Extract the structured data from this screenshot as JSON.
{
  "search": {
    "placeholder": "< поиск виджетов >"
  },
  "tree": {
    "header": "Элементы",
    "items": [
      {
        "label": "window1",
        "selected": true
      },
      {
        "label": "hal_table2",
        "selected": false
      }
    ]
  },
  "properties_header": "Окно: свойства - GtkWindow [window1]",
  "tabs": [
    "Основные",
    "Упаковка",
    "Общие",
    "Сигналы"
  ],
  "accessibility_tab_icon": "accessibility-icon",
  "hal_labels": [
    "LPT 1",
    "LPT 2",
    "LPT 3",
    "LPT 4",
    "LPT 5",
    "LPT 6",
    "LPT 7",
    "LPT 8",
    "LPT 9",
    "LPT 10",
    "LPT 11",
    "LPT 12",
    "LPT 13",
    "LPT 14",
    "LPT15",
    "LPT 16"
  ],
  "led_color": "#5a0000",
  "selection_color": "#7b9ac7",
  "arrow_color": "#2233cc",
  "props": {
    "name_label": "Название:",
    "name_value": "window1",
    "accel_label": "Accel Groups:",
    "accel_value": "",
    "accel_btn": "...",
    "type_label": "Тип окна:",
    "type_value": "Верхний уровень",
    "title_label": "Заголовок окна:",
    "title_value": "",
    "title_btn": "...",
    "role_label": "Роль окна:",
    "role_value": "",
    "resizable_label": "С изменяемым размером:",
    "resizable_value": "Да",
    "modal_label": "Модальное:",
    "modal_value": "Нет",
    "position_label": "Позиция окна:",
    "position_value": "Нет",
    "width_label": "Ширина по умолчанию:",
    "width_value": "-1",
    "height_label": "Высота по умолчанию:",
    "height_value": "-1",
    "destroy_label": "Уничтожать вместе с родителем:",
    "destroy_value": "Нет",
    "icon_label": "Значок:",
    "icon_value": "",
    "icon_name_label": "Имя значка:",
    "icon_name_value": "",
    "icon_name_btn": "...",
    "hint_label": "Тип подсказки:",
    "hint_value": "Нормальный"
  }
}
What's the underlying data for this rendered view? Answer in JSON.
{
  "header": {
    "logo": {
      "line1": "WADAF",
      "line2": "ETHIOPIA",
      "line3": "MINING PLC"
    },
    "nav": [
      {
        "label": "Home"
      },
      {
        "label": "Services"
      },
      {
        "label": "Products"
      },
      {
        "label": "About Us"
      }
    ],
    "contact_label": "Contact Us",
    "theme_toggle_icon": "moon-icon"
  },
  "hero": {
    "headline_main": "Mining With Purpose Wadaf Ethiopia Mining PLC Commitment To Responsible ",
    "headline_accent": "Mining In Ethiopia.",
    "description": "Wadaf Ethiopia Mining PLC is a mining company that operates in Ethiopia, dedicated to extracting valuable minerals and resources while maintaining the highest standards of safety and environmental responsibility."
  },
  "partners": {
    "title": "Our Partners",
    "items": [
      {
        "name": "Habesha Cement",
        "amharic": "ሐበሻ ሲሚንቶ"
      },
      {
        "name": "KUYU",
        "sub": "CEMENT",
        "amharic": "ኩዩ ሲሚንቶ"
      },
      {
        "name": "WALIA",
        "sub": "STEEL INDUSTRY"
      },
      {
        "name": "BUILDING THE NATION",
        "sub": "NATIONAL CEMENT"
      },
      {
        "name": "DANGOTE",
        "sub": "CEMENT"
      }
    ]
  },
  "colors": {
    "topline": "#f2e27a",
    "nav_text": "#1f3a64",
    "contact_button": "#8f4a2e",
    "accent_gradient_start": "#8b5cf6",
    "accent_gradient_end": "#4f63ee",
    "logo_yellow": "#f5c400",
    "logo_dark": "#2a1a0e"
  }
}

------------------------------------------------

» **TASK REQUIREMENTS**
Include both ends. Return the line holding "What's the underlying" and all lines after it in the records above, exactly as written.

» **ANSWER FOR THE TASK**
What's the underlying data for this rendered view? Answer in JSON.
{
  "header": {
    "logo": {
      "line1": "WADAF",
      "line2": "ETHIOPIA",
      "line3": "MINING PLC"
    },
    "nav": [
      {
        "label": "Home"
      },
      {
        "label": "Services"
      },
      {
        "label": "Products"
      },
      {
        "label": "About Us"
      }
    ],
    "contact_label": "Contact Us",
    "theme_toggle_icon": "moon-icon"
  },
  "hero": {
    "headline_main": "Mining With Purpose Wadaf Ethiopia Mining PLC Commitment To Responsible ",
    "headline_accent": "Mining In Ethiopia.",
    "description": "Wadaf Ethiopia Mining PLC is a mining company that operates in Ethiopia, dedicated to extracting valuable minerals and resources while maintaining the highest standards of safety and environmental responsibility."
  },
  "partners": {
    "title": "Our Partners",
    "items": [
      {
        "name": "Habesha Cement",
        "amharic": "ሐበሻ ሲሚንቶ"
      },
      {
        "name": "KUYU",
        "sub": "CEMENT",
        "amharic": "ኩዩ ሲሚንቶ"
      },
      {
        "name": "WALIA",
        "sub": "STEEL INDUSTRY"
      },
      {
        "name": "BUILDING THE NATION",
        "sub": "NATIONAL CEMENT"
      },
      {
        "name": "DANGOTE",
        "sub": "CEMENT"
      }
    ]
  },
  "colors": {
    "topline": "#f2e27a",
    "nav_text": "#1f3a64",
    "contact_button": "#8f4a2e",
    "accent_gradient_start": "#8b5cf6",
    "accent_gradient_end": "#4f63ee",
    "logo_yellow": "#f5c400",
    "logo_dark": "#2a1a0e"
  }
}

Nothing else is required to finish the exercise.